Reproduce each of the entries below verbatim, preserving every line and character without alteration.
>> begin
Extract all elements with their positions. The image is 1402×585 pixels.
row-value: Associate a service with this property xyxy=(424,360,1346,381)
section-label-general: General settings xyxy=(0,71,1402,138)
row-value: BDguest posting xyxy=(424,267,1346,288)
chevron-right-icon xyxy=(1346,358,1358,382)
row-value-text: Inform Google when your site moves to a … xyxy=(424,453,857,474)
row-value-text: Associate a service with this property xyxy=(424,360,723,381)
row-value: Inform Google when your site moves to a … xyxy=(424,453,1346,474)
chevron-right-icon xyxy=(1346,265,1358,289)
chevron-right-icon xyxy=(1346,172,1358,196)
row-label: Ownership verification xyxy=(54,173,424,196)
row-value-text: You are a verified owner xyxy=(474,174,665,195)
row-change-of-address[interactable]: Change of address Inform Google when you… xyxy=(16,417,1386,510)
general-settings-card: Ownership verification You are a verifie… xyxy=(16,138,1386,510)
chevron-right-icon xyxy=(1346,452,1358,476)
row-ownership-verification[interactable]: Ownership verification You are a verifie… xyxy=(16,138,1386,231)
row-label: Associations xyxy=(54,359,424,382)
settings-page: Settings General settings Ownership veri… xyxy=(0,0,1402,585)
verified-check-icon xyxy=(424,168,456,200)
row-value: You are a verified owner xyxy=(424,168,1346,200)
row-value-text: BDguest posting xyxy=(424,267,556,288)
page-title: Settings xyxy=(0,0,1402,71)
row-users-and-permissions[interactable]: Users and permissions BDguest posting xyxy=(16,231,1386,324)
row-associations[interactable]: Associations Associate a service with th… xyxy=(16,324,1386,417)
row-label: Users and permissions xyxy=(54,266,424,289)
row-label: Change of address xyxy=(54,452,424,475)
>> end
• Solution below:
Extract all elements with their positions. The image is 1402×585 pixels.
row-value: Associate a service with this property xyxy=(424,360,1346,381)
section-label-general: General settings xyxy=(0,71,1402,138)
row-value: BDguest posting xyxy=(424,267,1346,288)
chevron-right-icon xyxy=(1346,358,1358,382)
row-value-text: Inform Google when your site moves to a … xyxy=(424,453,857,474)
row-value-text: Associate a service with this property xyxy=(424,360,723,381)
row-value: Inform Google when your site moves to a … xyxy=(424,453,1346,474)
chevron-right-icon xyxy=(1346,265,1358,289)
chevron-right-icon xyxy=(1346,172,1358,196)
row-label: Ownership verification xyxy=(54,173,424,196)
row-value-text: You are a verified owner xyxy=(474,174,665,195)
row-change-of-address[interactable]: Change of address Inform Google when you… xyxy=(16,417,1386,510)
general-settings-card: Ownership verification You are a verifie… xyxy=(16,138,1386,510)
chevron-right-icon xyxy=(1346,452,1358,476)
row-ownership-verification[interactable]: Ownership verification You are a verifie… xyxy=(16,138,1386,231)
row-label: Associations xyxy=(54,359,424,382)
settings-page: Settings General settings Ownership veri… xyxy=(0,0,1402,585)
verified-check-icon xyxy=(424,168,456,200)
row-value: You are a verified owner xyxy=(424,168,1346,200)
row-value-text: BDguest posting xyxy=(424,267,556,288)
page-title: Settings xyxy=(0,0,1402,71)
row-users-and-permissions[interactable]: Users and permissions BDguest posting xyxy=(16,231,1386,324)
row-associations[interactable]: Associations Associate a service with th… xyxy=(16,324,1386,417)
row-label: Users and permissions xyxy=(54,266,424,289)
row-label: Change of address xyxy=(54,452,424,475)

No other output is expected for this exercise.